Data entries
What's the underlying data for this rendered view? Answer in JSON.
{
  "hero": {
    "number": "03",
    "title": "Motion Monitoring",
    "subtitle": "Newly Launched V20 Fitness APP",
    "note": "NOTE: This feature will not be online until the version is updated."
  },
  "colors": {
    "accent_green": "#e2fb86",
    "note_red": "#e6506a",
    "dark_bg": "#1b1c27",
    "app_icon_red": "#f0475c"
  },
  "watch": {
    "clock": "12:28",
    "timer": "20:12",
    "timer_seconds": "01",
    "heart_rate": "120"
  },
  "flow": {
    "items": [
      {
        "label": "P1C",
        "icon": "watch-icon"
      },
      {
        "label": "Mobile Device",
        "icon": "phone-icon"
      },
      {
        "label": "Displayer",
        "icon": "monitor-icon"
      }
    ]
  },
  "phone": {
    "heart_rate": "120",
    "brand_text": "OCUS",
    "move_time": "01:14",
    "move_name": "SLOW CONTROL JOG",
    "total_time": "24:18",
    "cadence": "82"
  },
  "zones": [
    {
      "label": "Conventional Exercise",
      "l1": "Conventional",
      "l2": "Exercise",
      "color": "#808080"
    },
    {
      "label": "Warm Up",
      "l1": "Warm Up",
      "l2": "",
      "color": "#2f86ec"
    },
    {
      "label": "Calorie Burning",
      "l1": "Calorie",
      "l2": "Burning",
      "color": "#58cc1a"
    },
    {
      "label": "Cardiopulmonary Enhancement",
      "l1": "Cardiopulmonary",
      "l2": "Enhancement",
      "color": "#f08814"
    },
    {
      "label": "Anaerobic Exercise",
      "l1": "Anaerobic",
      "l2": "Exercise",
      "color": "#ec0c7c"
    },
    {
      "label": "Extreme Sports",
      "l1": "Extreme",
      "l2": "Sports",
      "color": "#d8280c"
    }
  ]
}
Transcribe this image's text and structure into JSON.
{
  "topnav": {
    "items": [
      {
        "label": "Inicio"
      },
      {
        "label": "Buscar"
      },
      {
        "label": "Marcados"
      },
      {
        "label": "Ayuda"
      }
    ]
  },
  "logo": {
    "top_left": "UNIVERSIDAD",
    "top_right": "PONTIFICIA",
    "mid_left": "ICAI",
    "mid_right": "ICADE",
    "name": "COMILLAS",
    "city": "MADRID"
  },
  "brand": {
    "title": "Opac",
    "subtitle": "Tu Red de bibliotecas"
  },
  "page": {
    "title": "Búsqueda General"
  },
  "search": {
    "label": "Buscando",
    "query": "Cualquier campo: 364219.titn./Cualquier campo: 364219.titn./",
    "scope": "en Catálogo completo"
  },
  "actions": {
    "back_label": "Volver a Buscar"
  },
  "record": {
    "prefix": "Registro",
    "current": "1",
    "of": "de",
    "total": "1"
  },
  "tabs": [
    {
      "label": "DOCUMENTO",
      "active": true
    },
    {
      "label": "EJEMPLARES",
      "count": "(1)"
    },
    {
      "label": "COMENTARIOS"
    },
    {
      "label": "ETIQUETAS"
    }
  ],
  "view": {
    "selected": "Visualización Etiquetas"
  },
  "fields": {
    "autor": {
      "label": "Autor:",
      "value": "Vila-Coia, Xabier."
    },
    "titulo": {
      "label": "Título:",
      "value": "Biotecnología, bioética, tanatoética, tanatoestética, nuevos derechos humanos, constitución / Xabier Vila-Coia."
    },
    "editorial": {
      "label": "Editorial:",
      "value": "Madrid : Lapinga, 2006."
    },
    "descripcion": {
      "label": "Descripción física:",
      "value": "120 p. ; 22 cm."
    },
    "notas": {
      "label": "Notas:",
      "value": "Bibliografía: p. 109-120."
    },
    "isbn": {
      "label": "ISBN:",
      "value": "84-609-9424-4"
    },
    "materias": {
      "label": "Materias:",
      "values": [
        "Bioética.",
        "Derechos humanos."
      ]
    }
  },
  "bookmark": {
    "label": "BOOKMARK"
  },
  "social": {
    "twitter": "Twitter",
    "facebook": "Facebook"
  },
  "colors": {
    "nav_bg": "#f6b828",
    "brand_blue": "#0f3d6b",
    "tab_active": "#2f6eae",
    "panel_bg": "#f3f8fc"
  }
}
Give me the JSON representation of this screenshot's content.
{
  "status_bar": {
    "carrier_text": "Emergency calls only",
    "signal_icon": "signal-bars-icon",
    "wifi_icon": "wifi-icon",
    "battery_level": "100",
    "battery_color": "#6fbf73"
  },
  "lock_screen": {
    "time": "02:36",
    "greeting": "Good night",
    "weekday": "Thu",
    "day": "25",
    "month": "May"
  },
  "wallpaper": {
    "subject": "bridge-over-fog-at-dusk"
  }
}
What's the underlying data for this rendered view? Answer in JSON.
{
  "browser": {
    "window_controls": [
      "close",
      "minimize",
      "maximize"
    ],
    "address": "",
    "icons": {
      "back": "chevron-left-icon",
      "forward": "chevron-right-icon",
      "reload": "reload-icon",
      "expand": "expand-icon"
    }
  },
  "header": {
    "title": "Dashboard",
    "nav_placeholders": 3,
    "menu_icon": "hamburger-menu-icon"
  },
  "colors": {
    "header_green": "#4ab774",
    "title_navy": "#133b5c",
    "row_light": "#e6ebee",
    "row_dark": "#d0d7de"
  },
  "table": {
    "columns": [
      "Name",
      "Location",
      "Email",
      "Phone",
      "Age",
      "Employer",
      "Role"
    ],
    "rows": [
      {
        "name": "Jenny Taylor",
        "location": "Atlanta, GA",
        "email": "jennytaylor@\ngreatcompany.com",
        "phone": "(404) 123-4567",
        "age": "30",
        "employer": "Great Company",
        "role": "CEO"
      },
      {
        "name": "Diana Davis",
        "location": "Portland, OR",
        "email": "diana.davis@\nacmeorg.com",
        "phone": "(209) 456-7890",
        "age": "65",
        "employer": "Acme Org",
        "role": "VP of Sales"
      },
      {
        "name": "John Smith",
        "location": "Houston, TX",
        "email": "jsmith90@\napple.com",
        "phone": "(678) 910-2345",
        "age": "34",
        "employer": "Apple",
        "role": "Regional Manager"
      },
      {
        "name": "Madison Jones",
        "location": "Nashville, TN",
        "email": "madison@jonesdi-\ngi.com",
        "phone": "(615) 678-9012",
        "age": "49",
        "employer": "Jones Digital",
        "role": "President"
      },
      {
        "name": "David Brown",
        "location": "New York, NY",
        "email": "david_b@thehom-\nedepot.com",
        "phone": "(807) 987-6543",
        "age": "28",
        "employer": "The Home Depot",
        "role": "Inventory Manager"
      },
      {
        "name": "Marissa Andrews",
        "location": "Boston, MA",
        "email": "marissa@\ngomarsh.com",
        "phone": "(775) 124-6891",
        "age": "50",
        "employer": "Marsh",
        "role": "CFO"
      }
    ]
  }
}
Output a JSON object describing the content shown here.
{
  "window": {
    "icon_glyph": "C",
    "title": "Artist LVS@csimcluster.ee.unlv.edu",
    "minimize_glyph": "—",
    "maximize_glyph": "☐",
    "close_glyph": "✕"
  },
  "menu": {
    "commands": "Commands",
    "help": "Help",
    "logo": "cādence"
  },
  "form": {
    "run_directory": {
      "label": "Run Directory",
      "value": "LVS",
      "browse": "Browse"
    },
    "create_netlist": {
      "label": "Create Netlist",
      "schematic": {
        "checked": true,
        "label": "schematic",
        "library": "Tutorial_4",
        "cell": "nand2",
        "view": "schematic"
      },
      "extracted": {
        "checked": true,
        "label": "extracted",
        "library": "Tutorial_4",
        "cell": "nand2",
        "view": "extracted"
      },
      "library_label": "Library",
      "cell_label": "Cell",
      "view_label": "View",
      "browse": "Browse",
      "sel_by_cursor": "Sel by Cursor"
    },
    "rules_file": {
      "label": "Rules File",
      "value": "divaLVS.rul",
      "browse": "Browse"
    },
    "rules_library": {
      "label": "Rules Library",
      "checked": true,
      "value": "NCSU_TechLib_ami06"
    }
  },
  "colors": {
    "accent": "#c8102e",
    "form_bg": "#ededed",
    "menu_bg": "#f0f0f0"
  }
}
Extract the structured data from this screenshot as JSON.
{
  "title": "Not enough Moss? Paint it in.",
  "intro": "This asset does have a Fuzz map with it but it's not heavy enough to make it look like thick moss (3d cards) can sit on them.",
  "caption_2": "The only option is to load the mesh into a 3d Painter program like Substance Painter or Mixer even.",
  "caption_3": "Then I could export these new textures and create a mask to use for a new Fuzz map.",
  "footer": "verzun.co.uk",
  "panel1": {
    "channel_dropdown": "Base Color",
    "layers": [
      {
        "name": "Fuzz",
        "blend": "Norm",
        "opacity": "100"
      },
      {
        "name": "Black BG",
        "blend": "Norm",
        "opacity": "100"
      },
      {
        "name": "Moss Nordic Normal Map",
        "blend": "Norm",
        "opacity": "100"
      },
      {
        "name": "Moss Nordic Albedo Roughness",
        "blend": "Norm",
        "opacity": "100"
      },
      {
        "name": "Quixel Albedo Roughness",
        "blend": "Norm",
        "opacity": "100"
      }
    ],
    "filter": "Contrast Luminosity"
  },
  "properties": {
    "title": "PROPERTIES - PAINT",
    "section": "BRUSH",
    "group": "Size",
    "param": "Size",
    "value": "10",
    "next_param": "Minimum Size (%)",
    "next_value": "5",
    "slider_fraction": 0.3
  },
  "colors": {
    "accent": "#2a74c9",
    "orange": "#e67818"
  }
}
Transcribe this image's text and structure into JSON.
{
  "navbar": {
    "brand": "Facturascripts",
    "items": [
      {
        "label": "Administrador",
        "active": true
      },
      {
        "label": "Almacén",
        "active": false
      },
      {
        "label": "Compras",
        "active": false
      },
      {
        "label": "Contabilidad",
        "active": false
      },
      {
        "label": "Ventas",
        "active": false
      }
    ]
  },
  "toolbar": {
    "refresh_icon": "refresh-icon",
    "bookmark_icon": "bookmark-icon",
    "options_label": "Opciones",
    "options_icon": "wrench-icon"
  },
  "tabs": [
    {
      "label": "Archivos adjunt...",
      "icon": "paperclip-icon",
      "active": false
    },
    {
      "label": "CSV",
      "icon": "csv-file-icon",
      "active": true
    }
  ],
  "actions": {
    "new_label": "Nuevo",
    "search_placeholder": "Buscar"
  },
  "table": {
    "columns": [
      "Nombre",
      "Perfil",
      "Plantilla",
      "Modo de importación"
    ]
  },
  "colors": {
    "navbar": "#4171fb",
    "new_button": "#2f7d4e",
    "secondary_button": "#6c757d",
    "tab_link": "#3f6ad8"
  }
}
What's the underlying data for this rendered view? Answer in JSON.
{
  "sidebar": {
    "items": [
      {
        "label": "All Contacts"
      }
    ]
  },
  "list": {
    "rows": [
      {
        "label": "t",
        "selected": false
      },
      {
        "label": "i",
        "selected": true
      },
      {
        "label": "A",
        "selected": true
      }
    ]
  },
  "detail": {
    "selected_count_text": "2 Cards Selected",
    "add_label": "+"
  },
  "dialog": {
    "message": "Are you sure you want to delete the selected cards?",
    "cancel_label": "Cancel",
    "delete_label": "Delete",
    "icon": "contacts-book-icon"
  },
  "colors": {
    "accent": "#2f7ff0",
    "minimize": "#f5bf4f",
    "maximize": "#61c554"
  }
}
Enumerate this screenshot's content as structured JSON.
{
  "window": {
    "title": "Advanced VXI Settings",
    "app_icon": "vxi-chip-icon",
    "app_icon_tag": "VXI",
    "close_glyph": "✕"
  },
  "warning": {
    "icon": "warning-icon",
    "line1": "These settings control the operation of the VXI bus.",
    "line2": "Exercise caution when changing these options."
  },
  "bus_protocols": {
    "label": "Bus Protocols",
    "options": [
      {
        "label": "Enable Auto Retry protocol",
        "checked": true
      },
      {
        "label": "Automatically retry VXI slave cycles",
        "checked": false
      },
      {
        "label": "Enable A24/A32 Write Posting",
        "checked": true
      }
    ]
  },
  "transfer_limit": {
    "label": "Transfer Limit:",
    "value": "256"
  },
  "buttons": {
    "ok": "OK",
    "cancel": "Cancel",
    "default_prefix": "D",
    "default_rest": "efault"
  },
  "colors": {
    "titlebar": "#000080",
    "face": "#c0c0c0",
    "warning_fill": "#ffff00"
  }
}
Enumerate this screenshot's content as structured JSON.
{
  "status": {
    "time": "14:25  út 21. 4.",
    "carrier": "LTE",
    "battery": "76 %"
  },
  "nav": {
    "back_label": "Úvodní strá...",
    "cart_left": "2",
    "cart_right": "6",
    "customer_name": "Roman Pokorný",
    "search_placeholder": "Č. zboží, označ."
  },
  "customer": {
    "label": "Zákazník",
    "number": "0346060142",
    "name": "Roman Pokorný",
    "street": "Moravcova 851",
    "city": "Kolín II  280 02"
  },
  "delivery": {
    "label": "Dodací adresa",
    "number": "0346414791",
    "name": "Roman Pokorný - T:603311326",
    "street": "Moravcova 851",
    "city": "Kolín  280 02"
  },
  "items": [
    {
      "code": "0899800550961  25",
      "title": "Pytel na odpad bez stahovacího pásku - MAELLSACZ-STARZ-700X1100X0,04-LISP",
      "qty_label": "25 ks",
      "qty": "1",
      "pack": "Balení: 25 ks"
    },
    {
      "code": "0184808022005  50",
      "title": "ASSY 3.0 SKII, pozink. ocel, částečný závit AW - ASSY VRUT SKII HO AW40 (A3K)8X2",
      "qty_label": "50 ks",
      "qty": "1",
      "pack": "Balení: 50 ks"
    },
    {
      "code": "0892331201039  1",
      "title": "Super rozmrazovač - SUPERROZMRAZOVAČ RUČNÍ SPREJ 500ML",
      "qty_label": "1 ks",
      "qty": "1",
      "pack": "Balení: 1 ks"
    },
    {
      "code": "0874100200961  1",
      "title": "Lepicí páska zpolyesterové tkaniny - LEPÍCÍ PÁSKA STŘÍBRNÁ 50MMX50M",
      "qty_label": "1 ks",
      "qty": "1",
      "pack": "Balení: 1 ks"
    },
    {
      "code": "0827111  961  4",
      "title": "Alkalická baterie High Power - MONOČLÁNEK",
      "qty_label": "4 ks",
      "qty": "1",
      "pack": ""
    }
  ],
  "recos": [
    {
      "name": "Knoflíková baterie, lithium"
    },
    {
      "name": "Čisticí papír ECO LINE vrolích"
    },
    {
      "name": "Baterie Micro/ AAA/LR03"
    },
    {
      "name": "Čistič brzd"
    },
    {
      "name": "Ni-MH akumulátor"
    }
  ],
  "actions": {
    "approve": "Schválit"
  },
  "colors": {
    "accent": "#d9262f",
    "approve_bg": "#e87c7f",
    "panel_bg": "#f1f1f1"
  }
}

**Written exercise:**
Go through the listing above and pull out each line containing the word "Size".

**Exercise output:**
    "group": "Size",
    "param": "Size",
    "next_param": "Minimum Size (%)",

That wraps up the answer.